Dataset items:
━━━━━━

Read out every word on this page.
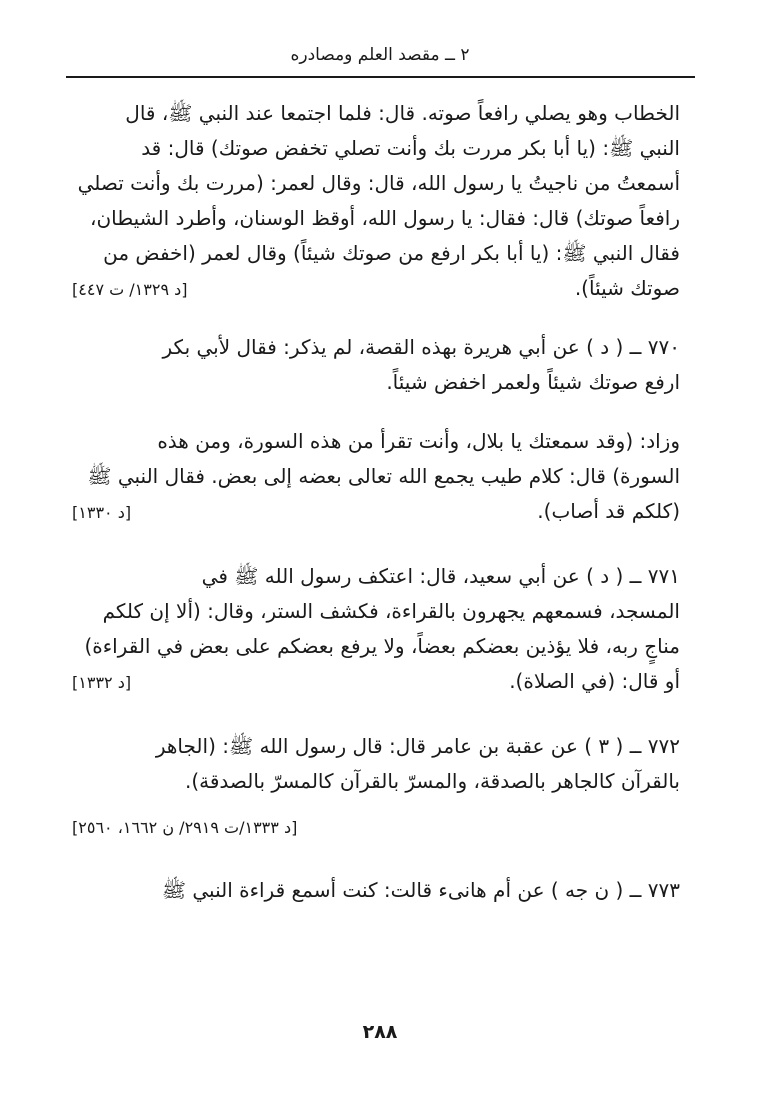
٢ ــ مقصد العلم ومصادره
الخطاب وهو يصلي رافعاً صوته. قال: فلما اجتمعا عند النبي ﷺ، قال
النبي ﷺ: (يا أبا بكر مررت بك وأنت تصلي تخفض صوتك) قال: قد
أسمعتُ من ناجيتُ يا رسول الله، قال: وقال لعمر: (مررت بك وأنت تصلي
رافعاً صوتك) قال: فقال: يا رسول الله، أوقظ الوسنان، وأطرد الشيطان،
فقال النبي ﷺ: (يا أبا بكر ارفع من صوتك شيئاً) وقال لعمر (اخفض من
صوتك شيئاً).
[د ١٣٢٩/ ت ٤٤٧]
٧٧٠ ــ ( د ) عن أبي هريرة بهذه القصة، لم يذكر: فقال لأبي بكر
ارفع صوتك شيئاً ولعمر اخفض شيئاً.
وزاد: (وقد سمعتك يا بلال، وأنت تقرأ من هذه السورة، ومن هذه
السورة) قال: كلام طيب يجمع الله تعالى بعضه إلى بعض. فقال النبي ﷺ
(كلكم قد أصاب).
[د ١٣٣٠]
٧٧١ ــ ( د ) عن أبي سعيد، قال: اعتكف رسول الله ﷺ في
المسجد، فسمعهم يجهرون بالقراءة، فكشف الستر، وقال: (ألا إن كلكم
مناجٍ ربه، فلا يؤذين بعضكم بعضاً، ولا يرفع بعضكم على بعض في القراءة)
أو قال: (في الصلاة).
[د ١٣٣٢]
٧٧٢ ــ ( ٣ ) عن عقبة بن عامر قال: قال رسول الله ﷺ: (الجاهر
بالقرآن كالجاهر بالصدقة، والمسرّ بالقرآن كالمسرّ بالصدقة).
[د ١٣٣٣/ت ٢٩١٩/ ن ١٦٦٢، ٢٥٦٠]
٧٧٣ ــ ( ن جه ) عن أم هانىء قالت: كنت أسمع قراءة النبي ﷺ
٢٨٨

━━━━━━

Omit the pictures, then quote the rest of the material above exactly.

Read out every word on this page.
٢ ــ مقصد العلم ومصادره
الخطاب وهو يصلي رافعاً صوته. قال: فلما اجتمعا عند النبي ﷺ، قال
النبي ﷺ: (يا أبا بكر مررت بك وأنت تصلي تخفض صوتك) قال: قد
أسمعتُ من ناجيتُ يا رسول الله، قال: وقال لعمر: (مررت بك وأنت تصلي
رافعاً صوتك) قال: فقال: يا رسول الله، أوقظ الوسنان، وأطرد الشيطان،
فقال النبي ﷺ: (يا أبا بكر ارفع من صوتك شيئاً) وقال لعمر (اخفض من
صوتك شيئاً).
[د ١٣٢٩/ ت ٤٤٧]
٧٧٠ ــ ( د ) عن أبي هريرة بهذه القصة، لم يذكر: فقال لأبي بكر
ارفع صوتك شيئاً ولعمر اخفض شيئاً.
وزاد: (وقد سمعتك يا بلال، وأنت تقرأ من هذه السورة، ومن هذه
السورة) قال: كلام طيب يجمع الله تعالى بعضه إلى بعض. فقال النبي ﷺ
(كلكم قد أصاب).
[د ١٣٣٠]
٧٧١ ــ ( د ) عن أبي سعيد، قال: اعتكف رسول الله ﷺ في
المسجد، فسمعهم يجهرون بالقراءة، فكشف الستر، وقال: (ألا إن كلكم
مناجٍ ربه، فلا يؤذين بعضكم بعضاً، ولا يرفع بعضكم على بعض في القراءة)
أو قال: (في الصلاة).
[د ١٣٣٢]
٧٧٢ ــ ( ٣ ) عن عقبة بن عامر قال: قال رسول الله ﷺ: (الجاهر
بالقرآن كالجاهر بالصدقة، والمسرّ بالقرآن كالمسرّ بالصدقة).
[د ١٣٣٣/ت ٢٩١٩/ ن ١٦٦٢، ٢٥٦٠]
٧٧٣ ــ ( ن جه ) عن أم هانىء قالت: كنت أسمع قراءة النبي ﷺ
٢٨٨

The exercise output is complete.